Task objective. The records that follow need to be output exactly as they are.

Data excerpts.
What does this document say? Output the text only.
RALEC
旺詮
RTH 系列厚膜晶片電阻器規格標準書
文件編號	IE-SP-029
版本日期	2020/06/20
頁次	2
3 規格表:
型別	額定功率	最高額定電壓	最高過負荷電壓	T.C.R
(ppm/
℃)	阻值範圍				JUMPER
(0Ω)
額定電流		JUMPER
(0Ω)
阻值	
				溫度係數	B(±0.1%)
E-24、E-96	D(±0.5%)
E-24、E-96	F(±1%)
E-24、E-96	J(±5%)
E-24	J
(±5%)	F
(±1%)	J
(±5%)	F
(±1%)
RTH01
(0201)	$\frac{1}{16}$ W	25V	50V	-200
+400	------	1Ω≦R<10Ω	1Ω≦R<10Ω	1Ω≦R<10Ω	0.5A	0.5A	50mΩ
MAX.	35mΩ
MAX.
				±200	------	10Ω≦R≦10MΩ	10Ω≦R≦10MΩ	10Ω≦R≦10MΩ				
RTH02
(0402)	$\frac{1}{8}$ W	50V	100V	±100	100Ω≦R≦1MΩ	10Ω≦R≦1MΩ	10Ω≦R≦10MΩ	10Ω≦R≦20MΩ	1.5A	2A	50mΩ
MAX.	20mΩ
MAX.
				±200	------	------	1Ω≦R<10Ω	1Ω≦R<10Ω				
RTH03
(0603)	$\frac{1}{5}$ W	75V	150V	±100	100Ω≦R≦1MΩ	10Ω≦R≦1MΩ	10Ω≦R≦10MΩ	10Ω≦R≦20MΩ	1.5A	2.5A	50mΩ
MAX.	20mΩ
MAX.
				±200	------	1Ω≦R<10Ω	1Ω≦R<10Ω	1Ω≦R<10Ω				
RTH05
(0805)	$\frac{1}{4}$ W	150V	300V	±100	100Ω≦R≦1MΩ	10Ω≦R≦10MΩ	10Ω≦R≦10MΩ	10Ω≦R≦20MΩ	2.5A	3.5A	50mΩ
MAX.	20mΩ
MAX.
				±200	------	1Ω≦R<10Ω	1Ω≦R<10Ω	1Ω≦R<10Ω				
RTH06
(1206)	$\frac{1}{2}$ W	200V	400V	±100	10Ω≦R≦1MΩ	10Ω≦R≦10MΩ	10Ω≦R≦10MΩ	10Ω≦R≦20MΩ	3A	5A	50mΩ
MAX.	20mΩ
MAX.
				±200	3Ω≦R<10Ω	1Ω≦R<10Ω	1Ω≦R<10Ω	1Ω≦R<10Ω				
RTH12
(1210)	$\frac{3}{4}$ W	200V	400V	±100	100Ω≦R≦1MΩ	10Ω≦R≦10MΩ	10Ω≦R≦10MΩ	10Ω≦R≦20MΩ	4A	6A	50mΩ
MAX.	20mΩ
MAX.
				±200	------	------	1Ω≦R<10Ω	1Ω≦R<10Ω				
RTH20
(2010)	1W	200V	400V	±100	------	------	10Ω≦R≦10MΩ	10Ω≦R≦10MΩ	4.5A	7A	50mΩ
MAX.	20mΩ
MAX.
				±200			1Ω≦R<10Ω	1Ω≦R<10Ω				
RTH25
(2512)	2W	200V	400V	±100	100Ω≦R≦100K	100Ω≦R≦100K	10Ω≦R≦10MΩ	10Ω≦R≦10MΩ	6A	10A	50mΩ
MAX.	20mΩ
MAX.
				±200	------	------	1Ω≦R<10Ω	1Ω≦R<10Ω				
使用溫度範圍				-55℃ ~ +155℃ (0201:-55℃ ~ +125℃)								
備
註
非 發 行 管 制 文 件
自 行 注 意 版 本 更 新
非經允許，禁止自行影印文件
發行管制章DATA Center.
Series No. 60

Solution for this problem.
What does this document say? Output the text only.
RALEC
旺詮
RTH 系列厚膜晶片電阻器規格標準書
文件編號	IE-SP-029
版本日期	2020/06/20
頁次	2
3 規格表:
型別	額定功率	最高額定電壓	最高過負荷電壓	T.C.R
(ppm/
℃)	阻值範圍				JUMPER
(0Ω)
額定電流		JUMPER
(0Ω)
阻值	
				溫度係數	B(±0.1%)
E-24、E-96	D(±0.5%)
E-24、E-96	F(±1%)
E-24、E-96	J(±5%)
E-24	J
(±5%)	F
(±1%)	J
(±5%)	F
(±1%)
RTH01
(0201)	$\frac{1}{16}$ W	25V	50V	-200
+400	------	1Ω≦R<10Ω	1Ω≦R<10Ω	1Ω≦R<10Ω	0.5A	0.5A	50mΩ
MAX.	35mΩ
MAX.
				±200	------	10Ω≦R≦10MΩ	10Ω≦R≦10MΩ	10Ω≦R≦10MΩ				
RTH02
(0402)	$\frac{1}{8}$ W	50V	100V	±100	100Ω≦R≦1MΩ	10Ω≦R≦1MΩ	10Ω≦R≦10MΩ	10Ω≦R≦20MΩ	1.5A	2A	50mΩ
MAX.	20mΩ
MAX.
				±200	------	------	1Ω≦R<10Ω	1Ω≦R<10Ω				
RTH03
(0603)	$\frac{1}{5}$ W	75V	150V	±100	100Ω≦R≦1MΩ	10Ω≦R≦1MΩ	10Ω≦R≦10MΩ	10Ω≦R≦20MΩ	1.5A	2.5A	50mΩ
MAX.	20mΩ
MAX.
				±200	------	1Ω≦R<10Ω	1Ω≦R<10Ω	1Ω≦R<10Ω				
RTH05
(0805)	$\frac{1}{4}$ W	150V	300V	±100	100Ω≦R≦1MΩ	10Ω≦R≦10MΩ	10Ω≦R≦10MΩ	10Ω≦R≦20MΩ	2.5A	3.5A	50mΩ
MAX.	20mΩ
MAX.
				±200	------	1Ω≦R<10Ω	1Ω≦R<10Ω	1Ω≦R<10Ω				
RTH06
(1206)	$\frac{1}{2}$ W	200V	400V	±100	10Ω≦R≦1MΩ	10Ω≦R≦10MΩ	10Ω≦R≦10MΩ	10Ω≦R≦20MΩ	3A	5A	50mΩ
MAX.	20mΩ
MAX.
				±200	3Ω≦R<10Ω	1Ω≦R<10Ω	1Ω≦R<10Ω	1Ω≦R<10Ω				
RTH12
(1210)	$\frac{3}{4}$ W	200V	400V	±100	100Ω≦R≦1MΩ	10Ω≦R≦10MΩ	10Ω≦R≦10MΩ	10Ω≦R≦20MΩ	4A	6A	50mΩ
MAX.	20mΩ
MAX.
				±200	------	------	1Ω≦R<10Ω	1Ω≦R<10Ω				
RTH20
(2010)	1W	200V	400V	±100	------	------	10Ω≦R≦10MΩ	10Ω≦R≦10MΩ	4.5A	7A	50mΩ
MAX.	20mΩ
MAX.
				±200			1Ω≦R<10Ω	1Ω≦R<10Ω				
RTH25
(2512)	2W	200V	400V	±100	100Ω≦R≦100K	100Ω≦R≦100K	10Ω≦R≦10MΩ	10Ω≦R≦10MΩ	6A	10A	50mΩ
MAX.	20mΩ
MAX.
				±200	------	------	1Ω≦R<10Ω	1Ω≦R<10Ω				
使用溫度範圍				-55℃ ~ +155℃ (0201:-55℃ ~ +125℃)								
備
註
非 發 行 管 制 文 件
自 行 注 意 版 本 更 新
非經允許，禁止自行影印文件
發行管制章DATA Center.
Series No. 60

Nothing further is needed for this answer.